* [DO THIS] Render the rows from the line containing "sketch-tool-icon[interactable]: ▭: [194, 64, 203, 75]" through the line containing "import-pcb-label2: PCB: [690, 85, 708, 95]", inclusive, as a JSON list of strings. Use one string per line, omit blank lines, and include no other rows.

(Layout element annotations)
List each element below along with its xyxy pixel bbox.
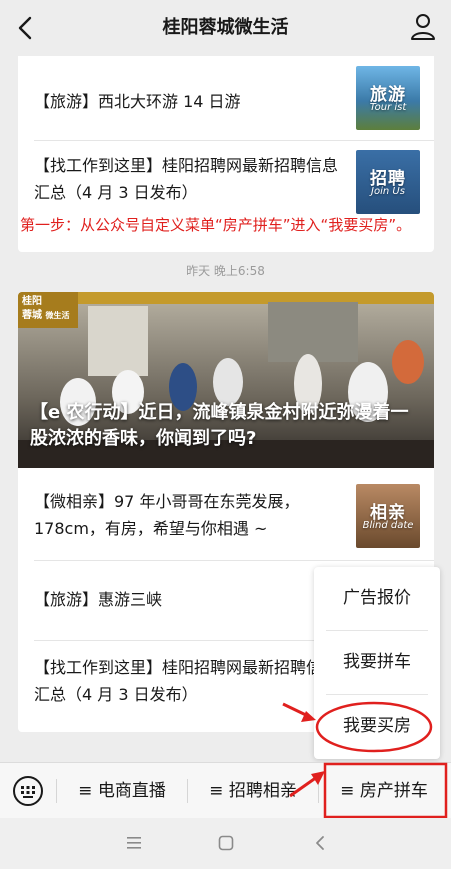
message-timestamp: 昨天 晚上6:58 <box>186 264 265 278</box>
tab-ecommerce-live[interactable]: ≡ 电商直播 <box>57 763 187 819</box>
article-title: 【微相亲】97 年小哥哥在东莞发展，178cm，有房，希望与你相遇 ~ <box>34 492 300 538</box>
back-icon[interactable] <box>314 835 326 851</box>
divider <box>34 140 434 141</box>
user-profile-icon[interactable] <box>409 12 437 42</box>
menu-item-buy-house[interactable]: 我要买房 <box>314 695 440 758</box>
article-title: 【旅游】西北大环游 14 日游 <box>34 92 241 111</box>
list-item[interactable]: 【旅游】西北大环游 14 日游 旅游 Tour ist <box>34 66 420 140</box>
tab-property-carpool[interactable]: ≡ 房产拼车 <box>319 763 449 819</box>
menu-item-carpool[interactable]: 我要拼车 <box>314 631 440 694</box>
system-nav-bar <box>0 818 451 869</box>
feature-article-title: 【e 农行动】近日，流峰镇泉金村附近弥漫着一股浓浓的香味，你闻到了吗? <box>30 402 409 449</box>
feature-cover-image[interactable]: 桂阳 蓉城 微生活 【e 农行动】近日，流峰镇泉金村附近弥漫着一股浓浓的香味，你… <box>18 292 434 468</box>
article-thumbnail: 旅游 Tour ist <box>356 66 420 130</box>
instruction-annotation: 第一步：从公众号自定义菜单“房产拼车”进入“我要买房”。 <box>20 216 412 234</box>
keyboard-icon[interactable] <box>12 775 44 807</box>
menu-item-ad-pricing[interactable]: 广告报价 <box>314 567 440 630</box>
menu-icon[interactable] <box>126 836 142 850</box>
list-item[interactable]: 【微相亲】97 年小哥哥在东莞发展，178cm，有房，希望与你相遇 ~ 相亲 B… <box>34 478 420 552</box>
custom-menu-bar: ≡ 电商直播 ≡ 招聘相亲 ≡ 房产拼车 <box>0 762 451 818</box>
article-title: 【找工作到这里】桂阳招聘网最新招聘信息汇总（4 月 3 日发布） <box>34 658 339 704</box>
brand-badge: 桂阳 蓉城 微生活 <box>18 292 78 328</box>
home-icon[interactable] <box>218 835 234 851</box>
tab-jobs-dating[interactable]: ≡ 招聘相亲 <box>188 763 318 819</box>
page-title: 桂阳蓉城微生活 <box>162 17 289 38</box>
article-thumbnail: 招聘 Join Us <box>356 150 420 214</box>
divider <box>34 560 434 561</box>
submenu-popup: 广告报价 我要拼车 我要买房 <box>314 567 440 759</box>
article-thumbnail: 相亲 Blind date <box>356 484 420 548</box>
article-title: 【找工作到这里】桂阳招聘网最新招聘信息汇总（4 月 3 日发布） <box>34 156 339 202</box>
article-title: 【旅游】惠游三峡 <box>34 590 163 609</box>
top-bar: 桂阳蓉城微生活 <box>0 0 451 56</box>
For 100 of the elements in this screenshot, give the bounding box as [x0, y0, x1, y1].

==

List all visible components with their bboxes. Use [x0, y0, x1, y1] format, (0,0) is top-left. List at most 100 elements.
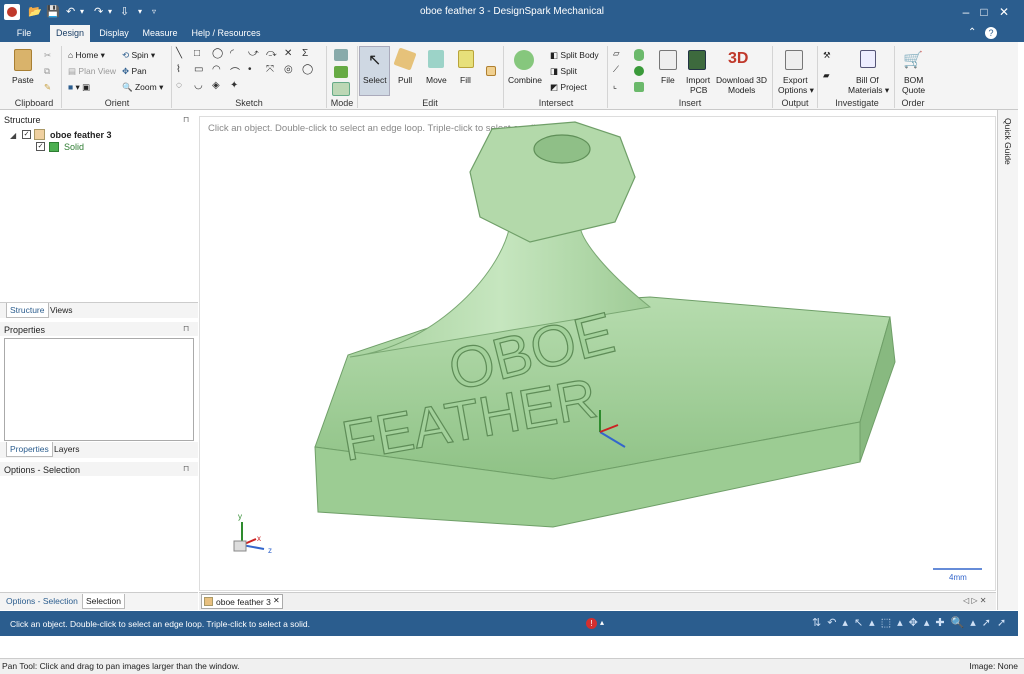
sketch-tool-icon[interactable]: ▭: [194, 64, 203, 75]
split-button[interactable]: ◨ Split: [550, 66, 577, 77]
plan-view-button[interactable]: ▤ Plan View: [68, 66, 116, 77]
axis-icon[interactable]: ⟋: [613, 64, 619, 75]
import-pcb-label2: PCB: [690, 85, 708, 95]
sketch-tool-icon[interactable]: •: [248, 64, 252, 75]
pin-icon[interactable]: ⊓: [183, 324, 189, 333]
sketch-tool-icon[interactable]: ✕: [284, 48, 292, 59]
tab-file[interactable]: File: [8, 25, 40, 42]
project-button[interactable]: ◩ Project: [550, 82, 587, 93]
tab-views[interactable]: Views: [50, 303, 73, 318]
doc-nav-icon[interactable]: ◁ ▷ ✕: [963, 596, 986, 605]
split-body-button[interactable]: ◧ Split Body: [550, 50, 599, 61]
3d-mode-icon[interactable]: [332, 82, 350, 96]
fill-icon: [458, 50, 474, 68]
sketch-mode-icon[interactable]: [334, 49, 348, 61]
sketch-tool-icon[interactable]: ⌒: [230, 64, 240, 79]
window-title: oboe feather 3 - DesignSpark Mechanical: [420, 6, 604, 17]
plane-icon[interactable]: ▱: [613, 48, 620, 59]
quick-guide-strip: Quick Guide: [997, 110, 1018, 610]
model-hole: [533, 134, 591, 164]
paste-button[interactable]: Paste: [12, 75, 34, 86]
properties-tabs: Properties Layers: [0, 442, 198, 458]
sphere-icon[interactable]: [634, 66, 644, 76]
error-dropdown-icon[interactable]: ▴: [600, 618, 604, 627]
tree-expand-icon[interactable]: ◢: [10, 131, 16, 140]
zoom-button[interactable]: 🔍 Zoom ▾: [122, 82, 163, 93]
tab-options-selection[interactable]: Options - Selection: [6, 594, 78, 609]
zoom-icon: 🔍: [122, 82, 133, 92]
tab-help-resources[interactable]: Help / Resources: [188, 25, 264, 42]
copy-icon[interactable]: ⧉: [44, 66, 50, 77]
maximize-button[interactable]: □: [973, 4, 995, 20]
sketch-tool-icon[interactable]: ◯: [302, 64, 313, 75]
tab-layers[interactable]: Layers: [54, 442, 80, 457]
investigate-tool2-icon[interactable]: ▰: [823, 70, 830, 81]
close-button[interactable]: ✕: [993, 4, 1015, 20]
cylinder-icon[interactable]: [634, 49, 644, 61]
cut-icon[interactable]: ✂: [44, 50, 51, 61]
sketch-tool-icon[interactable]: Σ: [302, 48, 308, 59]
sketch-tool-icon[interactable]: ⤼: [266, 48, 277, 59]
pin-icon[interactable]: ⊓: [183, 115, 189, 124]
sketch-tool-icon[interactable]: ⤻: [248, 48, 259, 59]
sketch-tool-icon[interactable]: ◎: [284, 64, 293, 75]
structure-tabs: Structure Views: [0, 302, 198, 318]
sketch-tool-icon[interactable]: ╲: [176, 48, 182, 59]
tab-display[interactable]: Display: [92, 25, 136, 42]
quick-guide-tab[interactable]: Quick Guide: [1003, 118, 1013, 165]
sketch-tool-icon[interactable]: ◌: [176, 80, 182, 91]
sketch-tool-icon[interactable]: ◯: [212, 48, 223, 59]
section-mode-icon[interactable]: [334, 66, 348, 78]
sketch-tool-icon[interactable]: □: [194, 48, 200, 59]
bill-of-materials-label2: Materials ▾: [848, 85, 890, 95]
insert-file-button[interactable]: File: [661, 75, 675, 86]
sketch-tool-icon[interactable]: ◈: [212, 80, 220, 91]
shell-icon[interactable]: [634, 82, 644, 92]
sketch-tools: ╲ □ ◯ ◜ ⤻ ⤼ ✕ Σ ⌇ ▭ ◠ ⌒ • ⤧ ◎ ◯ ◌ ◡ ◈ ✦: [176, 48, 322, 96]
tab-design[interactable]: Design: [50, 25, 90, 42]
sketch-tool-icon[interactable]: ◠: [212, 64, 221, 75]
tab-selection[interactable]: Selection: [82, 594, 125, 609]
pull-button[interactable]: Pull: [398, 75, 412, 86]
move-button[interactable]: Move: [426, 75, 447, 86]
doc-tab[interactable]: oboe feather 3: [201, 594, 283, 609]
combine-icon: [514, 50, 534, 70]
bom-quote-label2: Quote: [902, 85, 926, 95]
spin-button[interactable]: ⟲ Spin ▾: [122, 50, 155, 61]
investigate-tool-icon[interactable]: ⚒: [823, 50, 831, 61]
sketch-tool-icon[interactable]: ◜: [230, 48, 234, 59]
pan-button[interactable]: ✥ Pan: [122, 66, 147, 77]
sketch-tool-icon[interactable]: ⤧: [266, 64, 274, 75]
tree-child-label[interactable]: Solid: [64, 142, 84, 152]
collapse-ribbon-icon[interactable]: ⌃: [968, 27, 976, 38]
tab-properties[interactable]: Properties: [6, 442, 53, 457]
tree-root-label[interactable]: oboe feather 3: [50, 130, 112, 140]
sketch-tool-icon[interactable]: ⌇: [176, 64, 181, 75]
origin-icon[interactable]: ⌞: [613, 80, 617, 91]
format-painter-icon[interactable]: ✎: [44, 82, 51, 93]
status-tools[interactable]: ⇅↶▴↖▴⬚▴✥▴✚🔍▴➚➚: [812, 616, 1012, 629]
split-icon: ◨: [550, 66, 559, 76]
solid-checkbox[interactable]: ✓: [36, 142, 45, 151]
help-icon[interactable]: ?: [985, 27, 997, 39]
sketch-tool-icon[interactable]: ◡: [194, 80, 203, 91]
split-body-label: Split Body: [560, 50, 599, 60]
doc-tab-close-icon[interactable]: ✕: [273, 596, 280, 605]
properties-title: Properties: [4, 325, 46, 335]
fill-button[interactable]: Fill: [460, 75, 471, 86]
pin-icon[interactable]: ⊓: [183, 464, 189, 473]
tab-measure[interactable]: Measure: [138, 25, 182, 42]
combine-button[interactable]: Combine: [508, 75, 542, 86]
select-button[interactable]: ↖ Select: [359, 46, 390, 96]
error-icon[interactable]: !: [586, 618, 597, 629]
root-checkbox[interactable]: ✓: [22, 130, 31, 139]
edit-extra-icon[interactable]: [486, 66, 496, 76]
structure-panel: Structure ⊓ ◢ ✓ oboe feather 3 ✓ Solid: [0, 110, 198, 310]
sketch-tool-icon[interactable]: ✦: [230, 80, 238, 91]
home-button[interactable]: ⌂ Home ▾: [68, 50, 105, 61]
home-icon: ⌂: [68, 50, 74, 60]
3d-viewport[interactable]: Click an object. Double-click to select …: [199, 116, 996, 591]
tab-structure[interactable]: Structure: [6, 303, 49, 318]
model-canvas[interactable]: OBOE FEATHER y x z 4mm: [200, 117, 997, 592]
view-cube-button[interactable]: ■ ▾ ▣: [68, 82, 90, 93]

* [EXERCISE SOLUTION]
[
  "sketch-tool-icon[interactable]: ▭: [194, 64, 203, 75]",
  "split-button[interactable]: ◨ Split: [550, 66, 577, 77]",
  "plan-view-button[interactable]: ▤ Plan View: [68, 66, 116, 77]",
  "axis-icon[interactable]: ⟋: [613, 64, 619, 75]",
  "import-pcb-label2: PCB: [690, 85, 708, 95]"
]